Find the word "Strongly" in the listing; pull out each line holding it.
== Material provided ==
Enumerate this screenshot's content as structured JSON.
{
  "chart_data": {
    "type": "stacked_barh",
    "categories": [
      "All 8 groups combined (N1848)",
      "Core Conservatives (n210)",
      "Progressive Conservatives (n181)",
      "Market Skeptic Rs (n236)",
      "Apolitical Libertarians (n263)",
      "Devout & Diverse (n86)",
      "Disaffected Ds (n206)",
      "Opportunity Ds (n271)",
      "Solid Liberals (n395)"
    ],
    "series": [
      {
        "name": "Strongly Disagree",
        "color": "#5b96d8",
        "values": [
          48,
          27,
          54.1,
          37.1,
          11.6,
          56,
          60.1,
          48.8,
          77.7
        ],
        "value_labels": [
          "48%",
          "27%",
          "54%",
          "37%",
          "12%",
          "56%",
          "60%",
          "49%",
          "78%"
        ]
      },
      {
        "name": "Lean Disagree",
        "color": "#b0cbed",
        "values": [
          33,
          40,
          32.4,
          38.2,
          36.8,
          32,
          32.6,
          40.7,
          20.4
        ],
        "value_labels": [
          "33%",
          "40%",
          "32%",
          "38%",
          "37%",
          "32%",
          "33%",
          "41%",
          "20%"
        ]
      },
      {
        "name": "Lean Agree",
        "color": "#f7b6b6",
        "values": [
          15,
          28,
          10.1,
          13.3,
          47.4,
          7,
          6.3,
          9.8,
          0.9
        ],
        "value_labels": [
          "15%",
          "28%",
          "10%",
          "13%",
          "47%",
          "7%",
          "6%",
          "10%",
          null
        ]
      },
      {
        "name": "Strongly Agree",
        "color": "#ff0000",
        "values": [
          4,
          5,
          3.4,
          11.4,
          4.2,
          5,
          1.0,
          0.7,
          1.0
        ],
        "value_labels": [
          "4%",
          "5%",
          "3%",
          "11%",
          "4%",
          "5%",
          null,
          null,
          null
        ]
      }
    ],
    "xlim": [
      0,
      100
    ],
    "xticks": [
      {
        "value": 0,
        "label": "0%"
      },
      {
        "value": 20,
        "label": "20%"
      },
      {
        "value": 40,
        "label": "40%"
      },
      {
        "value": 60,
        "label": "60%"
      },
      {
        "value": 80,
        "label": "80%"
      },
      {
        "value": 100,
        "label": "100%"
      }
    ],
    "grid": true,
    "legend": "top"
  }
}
===
## Full output
        "name": "Strongly Disagree",
        "name": "Strongly Agree",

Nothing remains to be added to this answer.